--- WHAT IS EXPECTED ---
Transcribe the full listing exactly, and drop every picture.

--- GIVEN DATA ---
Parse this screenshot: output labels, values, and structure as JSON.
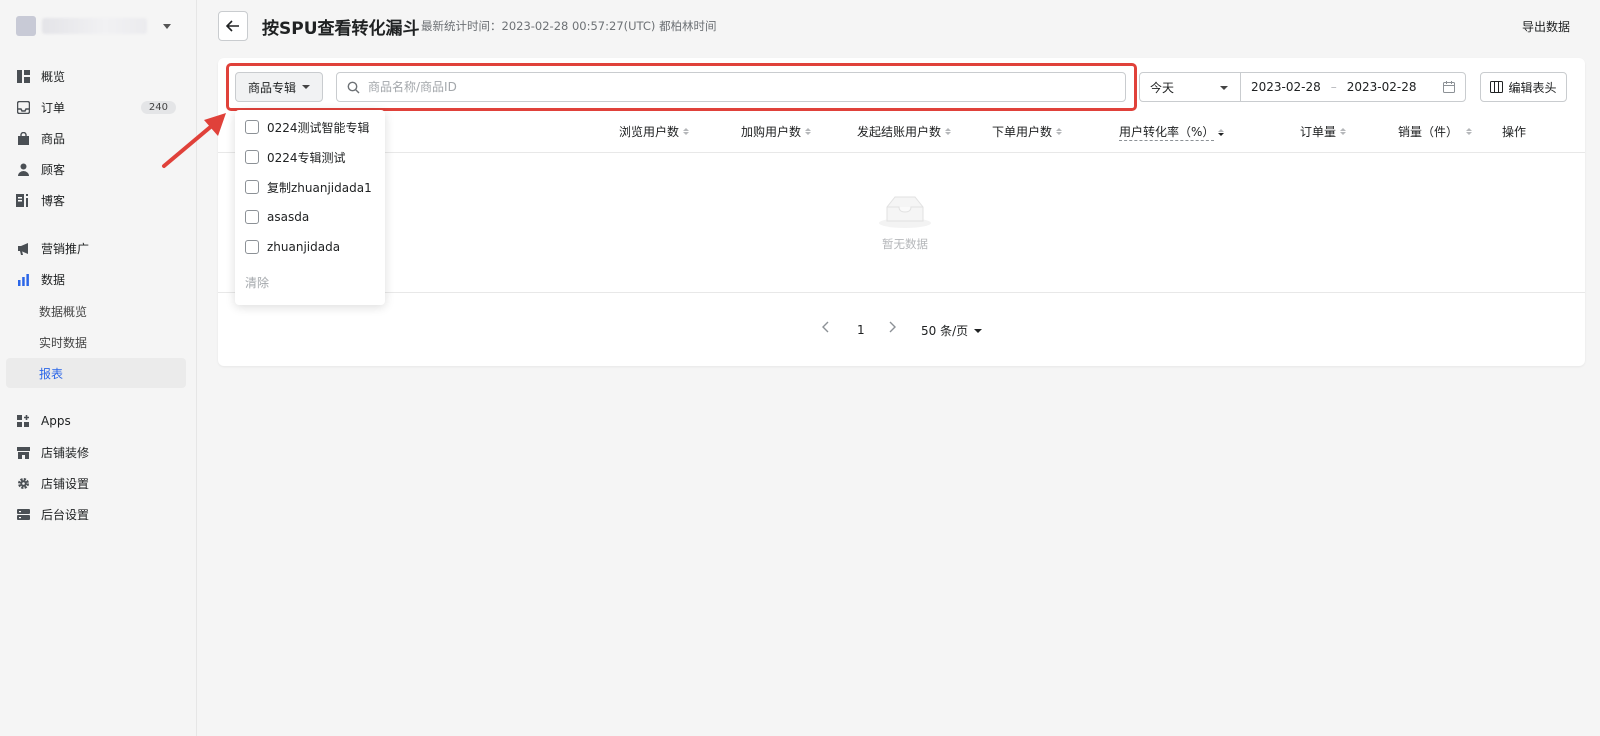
{
  "sidebar": {
    "nav": [
      {
        "label": "概览"
      },
      {
        "label": "订单",
        "badge": "240"
      },
      {
        "label": "商品"
      },
      {
        "label": "顾客"
      },
      {
        "label": "博客"
      },
      {
        "label": "营销推广"
      },
      {
        "label": "数据"
      },
      {
        "label": "Apps"
      },
      {
        "label": "店铺装修"
      },
      {
        "label": "店铺设置"
      },
      {
        "label": "后台设置"
      }
    ],
    "data_sub": [
      "数据概览",
      "实时数据",
      "报表"
    ]
  },
  "header": {
    "title": "按SPU查看转化漏斗",
    "meta": "最新统计时间：2023-02-28 00:57:27(UTC) 都柏林时间",
    "export": "导出数据"
  },
  "filters": {
    "collection_button": "商品专辑",
    "search_placeholder": "商品名称/商品ID",
    "range": "今天",
    "date_start": "2023-02-28",
    "date_end": "2023-02-28",
    "date_sep": "–",
    "edit_columns": "编辑表头"
  },
  "dropdown": {
    "options": [
      "0224测试智能专辑",
      "0224专辑测试",
      "复制zhuanjidada1",
      "asasda",
      "zhuanjidada"
    ],
    "clear": "清除"
  },
  "table": {
    "columns": [
      "浏览用户数",
      "加购用户数",
      "发起结账用户数",
      "下单用户数",
      "用户转化率（%）",
      "订单量",
      "销量（件）",
      "操作"
    ],
    "empty": "暂无数据"
  },
  "pagination": {
    "page": "1",
    "page_size": "50 条/页"
  },
  "colors": {
    "highlight": "#e0413a",
    "active_nav": "#2b66e8"
  }
}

--- WRITTEN ANSWER ---
Parse this screenshot: output labels, values, and structure as JSON.
{
  "sidebar": {
    "nav": [
      {
        "label": "概览"
      },
      {
        "label": "订单",
        "badge": "240"
      },
      {
        "label": "商品"
      },
      {
        "label": "顾客"
      },
      {
        "label": "博客"
      },
      {
        "label": "营销推广"
      },
      {
        "label": "数据"
      },
      {
        "label": "Apps"
      },
      {
        "label": "店铺装修"
      },
      {
        "label": "店铺设置"
      },
      {
        "label": "后台设置"
      }
    ],
    "data_sub": [
      "数据概览",
      "实时数据",
      "报表"
    ]
  },
  "header": {
    "title": "按SPU查看转化漏斗",
    "meta": "最新统计时间：2023-02-28 00:57:27(UTC) 都柏林时间",
    "export": "导出数据"
  },
  "filters": {
    "collection_button": "商品专辑",
    "search_placeholder": "商品名称/商品ID",
    "range": "今天",
    "date_start": "2023-02-28",
    "date_end": "2023-02-28",
    "date_sep": "–",
    "edit_columns": "编辑表头"
  },
  "dropdown": {
    "options": [
      "0224测试智能专辑",
      "0224专辑测试",
      "复制zhuanjidada1",
      "asasda",
      "zhuanjidada"
    ],
    "clear": "清除"
  },
  "table": {
    "columns": [
      "浏览用户数",
      "加购用户数",
      "发起结账用户数",
      "下单用户数",
      "用户转化率（%）",
      "订单量",
      "销量（件）",
      "操作"
    ],
    "empty": "暂无数据"
  },
  "pagination": {
    "page": "1",
    "page_size": "50 条/页"
  },
  "colors": {
    "highlight": "#e0413a",
    "active_nav": "#2b66e8"
  }
}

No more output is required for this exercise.